(Set exercise): Identify each line containing the word "eğlence" and copy it.

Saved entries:
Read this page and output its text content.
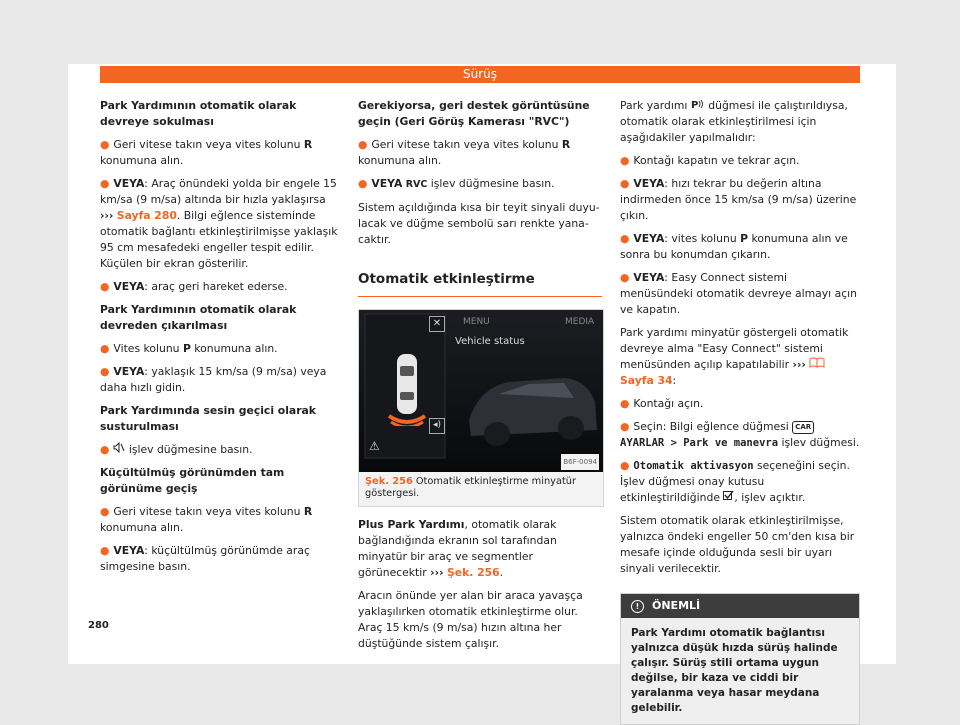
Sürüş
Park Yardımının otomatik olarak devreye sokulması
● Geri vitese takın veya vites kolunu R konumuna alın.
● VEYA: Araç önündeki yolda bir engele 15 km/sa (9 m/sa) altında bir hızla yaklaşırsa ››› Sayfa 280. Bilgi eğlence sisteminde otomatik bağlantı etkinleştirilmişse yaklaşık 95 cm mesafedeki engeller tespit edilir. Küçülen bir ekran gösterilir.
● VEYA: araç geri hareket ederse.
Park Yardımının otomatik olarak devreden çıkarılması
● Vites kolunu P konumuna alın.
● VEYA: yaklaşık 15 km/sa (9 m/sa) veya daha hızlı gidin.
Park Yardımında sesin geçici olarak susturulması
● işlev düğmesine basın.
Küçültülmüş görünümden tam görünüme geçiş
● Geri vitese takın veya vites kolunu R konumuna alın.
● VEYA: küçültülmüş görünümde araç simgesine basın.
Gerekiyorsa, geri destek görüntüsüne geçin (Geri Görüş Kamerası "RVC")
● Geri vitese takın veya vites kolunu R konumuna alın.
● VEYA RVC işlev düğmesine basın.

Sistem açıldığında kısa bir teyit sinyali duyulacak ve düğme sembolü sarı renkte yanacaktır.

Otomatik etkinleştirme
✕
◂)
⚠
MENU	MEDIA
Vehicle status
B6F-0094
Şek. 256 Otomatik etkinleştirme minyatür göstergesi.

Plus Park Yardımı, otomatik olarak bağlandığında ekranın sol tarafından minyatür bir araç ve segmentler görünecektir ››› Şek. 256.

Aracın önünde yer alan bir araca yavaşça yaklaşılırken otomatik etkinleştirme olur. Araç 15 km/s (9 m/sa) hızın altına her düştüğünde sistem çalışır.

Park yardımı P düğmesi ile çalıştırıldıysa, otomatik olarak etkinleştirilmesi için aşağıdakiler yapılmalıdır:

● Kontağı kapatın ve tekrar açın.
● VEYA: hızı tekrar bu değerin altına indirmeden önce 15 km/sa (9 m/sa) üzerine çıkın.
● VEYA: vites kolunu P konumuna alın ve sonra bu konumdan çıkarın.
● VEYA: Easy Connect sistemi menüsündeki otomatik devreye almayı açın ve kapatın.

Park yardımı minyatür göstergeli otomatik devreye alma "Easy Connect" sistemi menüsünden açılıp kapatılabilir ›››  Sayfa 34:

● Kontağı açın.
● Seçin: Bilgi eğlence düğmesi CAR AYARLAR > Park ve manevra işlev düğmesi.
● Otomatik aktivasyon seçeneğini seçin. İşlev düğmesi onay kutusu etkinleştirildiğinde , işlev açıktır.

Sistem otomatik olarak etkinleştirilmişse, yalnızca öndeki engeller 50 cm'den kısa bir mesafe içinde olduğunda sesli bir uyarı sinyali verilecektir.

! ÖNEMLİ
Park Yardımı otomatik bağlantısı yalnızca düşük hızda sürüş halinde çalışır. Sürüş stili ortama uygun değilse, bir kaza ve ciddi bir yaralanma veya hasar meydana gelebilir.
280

(The answer):
● VEYA: Araç önündeki yolda bir engele 15 km/sa (9 m/sa) altında bir hızla yaklaşırsa ››› Sayfa 280. Bilgi eğlence sisteminde otomatik bağlantı etkinleştirilmişse yaklaşık 95 cm mesafedeki engeller tespit edilir. Küçülen bir ekran gösterilir.
● Seçin: Bilgi eğlence düğmesi CAR AYARLAR > Park ve manevra işlev düğmesi.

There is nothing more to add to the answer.